WORKING DATA:
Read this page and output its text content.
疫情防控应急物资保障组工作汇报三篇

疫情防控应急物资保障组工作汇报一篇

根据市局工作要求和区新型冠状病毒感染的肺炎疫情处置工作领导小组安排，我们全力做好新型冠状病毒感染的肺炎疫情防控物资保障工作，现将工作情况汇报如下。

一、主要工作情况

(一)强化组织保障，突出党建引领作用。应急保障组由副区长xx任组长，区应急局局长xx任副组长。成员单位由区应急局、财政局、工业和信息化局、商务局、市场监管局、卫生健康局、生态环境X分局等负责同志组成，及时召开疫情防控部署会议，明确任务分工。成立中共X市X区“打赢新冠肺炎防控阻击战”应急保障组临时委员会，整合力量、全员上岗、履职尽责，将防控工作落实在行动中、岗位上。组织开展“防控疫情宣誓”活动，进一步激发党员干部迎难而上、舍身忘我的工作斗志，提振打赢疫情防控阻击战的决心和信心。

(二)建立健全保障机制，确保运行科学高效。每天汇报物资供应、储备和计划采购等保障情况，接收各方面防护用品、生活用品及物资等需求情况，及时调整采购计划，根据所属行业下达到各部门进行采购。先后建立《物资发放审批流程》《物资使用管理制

STATED GOAL:
Hand back the material above in full, exactly as written.

EXERCISE OUTPUT:
Read this page and output its text content.
疫情防控应急物资保障组工作汇报三篇

疫情防控应急物资保障组工作汇报一篇

根据市局工作要求和区新型冠状病毒感染的肺炎疫情处置工作领导小组安排，我们全力做好新型冠状病毒感染的肺炎疫情防控物资保障工作，现将工作情况汇报如下。

一、主要工作情况

(一)强化组织保障，突出党建引领作用。应急保障组由副区长xx任组长，区应急局局长xx任副组长。成员单位由区应急局、财政局、工业和信息化局、商务局、市场监管局、卫生健康局、生态环境X分局等负责同志组成，及时召开疫情防控部署会议，明确任务分工。成立中共X市X区“打赢新冠肺炎防控阻击战”应急保障组临时委员会，整合力量、全员上岗、履职尽责，将防控工作落实在行动中、岗位上。组织开展“防控疫情宣誓”活动，进一步激发党员干部迎难而上、舍身忘我的工作斗志，提振打赢疫情防控阻击战的决心和信心。

(二)建立健全保障机制，确保运行科学高效。每天汇报物资供应、储备和计划采购等保障情况，接收各方面防护用品、生活用品及物资等需求情况，及时调整采购计划，根据所属行业下达到各部门进行采购。先后建立《物资发放审批流程》《物资使用管理制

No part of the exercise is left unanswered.